▸ **GIVEN REQUEST**
Scan the records and identify every line in which the string "data" occurs, then return those lines.

▸ **EXERCISE MATERIAL**
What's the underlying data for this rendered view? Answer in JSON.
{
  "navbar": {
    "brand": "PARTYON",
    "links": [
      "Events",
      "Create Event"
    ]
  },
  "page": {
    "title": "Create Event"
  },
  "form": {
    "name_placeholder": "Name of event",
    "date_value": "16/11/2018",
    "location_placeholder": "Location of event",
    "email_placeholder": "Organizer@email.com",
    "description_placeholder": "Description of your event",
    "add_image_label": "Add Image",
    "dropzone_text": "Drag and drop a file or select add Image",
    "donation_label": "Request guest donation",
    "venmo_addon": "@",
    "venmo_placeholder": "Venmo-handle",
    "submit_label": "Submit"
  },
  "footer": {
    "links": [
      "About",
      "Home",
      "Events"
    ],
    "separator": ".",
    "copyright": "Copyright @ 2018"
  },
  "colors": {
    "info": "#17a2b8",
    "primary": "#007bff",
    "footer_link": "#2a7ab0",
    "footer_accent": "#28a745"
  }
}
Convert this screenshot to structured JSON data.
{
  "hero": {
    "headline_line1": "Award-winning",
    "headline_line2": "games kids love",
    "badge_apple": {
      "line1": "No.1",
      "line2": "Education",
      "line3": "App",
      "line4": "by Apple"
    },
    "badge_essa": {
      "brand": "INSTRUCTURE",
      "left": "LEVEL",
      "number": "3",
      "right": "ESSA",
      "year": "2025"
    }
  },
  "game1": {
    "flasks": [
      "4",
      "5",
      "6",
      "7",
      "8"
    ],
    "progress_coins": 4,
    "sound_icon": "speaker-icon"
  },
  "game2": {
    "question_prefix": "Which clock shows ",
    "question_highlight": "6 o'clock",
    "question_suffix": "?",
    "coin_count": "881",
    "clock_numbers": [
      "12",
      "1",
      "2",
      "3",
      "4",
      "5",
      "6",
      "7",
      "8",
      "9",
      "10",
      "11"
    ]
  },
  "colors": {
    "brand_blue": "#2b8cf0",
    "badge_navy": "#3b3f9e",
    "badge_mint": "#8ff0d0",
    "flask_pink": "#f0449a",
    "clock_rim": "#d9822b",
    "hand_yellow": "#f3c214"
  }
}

▸ **EXERCISE SOLUTION**
What's the underlying data for this rendered view? Answer in JSON.
Convert this screenshot to structured JSON data.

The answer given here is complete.